Lines that contain "more" are to be counted; give only their number.

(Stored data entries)
******************************

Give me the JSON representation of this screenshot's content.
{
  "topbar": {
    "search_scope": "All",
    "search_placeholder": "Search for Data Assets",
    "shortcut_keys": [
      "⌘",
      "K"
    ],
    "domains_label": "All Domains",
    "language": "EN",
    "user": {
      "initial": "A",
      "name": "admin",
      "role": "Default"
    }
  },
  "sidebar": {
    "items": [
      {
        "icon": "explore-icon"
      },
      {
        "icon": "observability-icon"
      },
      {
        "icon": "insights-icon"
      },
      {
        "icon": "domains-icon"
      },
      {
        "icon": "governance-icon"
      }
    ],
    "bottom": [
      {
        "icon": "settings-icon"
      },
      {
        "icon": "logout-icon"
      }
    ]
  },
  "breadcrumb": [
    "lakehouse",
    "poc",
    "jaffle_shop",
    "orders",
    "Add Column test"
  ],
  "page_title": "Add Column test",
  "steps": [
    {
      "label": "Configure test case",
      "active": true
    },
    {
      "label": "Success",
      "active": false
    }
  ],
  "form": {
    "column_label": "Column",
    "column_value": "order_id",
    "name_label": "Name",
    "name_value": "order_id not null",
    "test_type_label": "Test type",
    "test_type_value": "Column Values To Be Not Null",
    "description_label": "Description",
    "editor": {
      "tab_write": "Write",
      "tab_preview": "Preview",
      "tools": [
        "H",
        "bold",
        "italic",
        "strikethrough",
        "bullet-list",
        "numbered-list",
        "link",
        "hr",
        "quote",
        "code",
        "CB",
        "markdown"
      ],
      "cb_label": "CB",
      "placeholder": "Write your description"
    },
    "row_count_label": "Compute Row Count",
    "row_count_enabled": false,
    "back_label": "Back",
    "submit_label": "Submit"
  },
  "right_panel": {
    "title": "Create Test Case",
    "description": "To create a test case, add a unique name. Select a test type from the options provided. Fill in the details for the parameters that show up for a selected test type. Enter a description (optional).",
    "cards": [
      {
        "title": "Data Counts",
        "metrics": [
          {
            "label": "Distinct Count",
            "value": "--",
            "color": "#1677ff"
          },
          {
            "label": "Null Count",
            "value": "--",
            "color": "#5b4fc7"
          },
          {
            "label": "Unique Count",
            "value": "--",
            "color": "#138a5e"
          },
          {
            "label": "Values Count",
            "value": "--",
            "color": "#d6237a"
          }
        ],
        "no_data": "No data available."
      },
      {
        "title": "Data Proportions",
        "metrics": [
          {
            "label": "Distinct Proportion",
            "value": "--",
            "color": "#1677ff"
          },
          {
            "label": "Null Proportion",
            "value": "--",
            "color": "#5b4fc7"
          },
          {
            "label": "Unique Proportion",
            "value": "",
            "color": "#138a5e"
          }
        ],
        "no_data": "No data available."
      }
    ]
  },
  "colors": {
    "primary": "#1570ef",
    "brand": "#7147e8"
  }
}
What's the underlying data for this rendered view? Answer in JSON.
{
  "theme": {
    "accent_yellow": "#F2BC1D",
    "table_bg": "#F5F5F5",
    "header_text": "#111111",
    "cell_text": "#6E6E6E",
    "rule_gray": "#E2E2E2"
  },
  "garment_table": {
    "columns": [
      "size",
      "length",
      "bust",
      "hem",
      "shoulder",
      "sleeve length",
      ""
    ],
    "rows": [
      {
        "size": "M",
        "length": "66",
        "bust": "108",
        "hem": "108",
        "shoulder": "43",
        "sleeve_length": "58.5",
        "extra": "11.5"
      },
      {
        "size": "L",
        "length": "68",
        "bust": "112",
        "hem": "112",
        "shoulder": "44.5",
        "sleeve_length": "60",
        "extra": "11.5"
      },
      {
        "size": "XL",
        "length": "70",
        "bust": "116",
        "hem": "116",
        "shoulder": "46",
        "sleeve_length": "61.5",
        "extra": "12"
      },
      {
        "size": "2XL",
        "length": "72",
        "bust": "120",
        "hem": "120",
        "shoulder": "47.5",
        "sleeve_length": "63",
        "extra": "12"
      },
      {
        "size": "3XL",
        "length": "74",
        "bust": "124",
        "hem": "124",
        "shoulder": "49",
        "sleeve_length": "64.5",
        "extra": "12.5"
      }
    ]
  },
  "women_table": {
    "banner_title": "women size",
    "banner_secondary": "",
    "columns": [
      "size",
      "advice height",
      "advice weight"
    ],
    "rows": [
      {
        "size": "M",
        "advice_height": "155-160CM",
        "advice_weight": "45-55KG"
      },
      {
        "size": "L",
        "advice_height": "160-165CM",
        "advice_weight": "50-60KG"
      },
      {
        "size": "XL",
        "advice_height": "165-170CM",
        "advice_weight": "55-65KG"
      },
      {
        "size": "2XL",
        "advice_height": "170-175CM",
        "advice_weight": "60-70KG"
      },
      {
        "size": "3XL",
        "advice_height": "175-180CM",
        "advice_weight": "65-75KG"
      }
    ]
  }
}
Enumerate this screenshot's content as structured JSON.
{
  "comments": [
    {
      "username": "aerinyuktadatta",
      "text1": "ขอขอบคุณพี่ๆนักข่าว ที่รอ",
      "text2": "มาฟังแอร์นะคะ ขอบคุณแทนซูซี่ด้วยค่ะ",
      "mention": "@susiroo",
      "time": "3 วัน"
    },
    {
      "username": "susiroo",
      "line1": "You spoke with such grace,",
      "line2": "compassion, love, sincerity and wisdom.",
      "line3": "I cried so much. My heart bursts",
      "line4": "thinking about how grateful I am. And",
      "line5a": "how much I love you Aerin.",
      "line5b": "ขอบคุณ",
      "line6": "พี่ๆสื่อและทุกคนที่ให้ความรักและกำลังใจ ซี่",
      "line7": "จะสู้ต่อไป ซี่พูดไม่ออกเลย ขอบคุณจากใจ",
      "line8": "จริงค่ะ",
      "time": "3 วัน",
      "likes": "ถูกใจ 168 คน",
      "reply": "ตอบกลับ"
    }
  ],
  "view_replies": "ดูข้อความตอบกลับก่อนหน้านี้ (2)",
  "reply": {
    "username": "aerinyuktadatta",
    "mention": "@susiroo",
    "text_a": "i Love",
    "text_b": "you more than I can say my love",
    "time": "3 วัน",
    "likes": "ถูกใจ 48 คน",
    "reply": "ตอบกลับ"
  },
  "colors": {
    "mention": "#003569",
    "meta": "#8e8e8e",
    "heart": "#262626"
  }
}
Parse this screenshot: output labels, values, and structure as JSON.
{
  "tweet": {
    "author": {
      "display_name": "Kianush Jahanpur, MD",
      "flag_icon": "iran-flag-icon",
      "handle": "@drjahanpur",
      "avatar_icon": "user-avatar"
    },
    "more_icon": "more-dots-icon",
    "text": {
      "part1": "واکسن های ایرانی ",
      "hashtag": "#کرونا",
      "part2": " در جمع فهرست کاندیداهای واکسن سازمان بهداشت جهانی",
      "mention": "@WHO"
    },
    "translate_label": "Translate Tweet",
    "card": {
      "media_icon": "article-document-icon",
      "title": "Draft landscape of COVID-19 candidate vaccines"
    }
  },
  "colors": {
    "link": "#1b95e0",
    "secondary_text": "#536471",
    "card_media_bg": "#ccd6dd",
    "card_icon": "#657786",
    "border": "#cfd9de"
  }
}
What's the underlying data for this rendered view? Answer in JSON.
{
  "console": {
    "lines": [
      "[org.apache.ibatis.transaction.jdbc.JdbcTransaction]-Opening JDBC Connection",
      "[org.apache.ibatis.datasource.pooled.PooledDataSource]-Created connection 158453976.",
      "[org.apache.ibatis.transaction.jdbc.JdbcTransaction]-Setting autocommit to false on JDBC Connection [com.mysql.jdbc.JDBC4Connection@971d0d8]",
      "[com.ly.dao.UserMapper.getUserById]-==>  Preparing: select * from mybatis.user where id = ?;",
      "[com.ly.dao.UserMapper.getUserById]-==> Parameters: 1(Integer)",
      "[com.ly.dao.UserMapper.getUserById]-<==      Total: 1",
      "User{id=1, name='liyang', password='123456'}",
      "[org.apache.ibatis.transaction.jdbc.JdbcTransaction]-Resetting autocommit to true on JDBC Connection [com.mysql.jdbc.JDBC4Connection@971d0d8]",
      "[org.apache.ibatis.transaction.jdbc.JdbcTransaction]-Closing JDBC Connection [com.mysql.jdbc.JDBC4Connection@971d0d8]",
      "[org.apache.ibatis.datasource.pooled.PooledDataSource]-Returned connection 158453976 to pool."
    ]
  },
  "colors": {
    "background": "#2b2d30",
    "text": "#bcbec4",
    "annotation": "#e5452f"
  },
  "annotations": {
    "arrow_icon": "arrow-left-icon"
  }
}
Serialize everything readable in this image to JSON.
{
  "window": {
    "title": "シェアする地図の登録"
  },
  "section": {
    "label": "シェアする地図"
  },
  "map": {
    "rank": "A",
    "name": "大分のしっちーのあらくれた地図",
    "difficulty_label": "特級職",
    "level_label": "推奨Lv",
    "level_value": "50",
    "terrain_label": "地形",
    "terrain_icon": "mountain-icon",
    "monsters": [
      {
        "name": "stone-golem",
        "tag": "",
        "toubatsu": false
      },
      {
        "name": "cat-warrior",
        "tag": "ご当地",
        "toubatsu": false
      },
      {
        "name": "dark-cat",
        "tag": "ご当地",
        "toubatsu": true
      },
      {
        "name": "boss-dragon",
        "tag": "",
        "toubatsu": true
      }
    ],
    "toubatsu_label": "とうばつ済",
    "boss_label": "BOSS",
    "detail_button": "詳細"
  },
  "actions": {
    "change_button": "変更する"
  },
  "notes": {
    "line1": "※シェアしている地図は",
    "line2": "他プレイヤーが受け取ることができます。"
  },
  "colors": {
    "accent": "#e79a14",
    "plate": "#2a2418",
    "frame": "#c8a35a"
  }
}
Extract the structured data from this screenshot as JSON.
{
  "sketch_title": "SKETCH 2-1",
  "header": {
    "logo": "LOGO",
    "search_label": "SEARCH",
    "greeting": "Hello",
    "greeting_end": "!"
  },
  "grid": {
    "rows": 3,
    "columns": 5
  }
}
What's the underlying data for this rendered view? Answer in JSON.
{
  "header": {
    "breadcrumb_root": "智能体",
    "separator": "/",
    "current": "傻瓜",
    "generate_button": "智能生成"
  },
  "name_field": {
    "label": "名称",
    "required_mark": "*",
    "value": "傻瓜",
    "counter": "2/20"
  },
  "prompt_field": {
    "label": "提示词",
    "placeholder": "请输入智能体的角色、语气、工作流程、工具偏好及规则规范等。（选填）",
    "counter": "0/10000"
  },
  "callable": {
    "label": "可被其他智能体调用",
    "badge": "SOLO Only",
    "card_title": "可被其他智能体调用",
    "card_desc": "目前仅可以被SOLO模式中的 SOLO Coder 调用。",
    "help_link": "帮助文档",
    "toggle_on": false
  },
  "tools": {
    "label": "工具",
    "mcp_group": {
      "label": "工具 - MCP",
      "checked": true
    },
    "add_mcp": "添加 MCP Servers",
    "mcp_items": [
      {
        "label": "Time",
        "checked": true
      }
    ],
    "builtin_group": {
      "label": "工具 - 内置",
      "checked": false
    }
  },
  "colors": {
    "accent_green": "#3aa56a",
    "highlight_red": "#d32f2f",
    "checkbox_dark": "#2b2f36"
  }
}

******************************

**Answer in full:**
2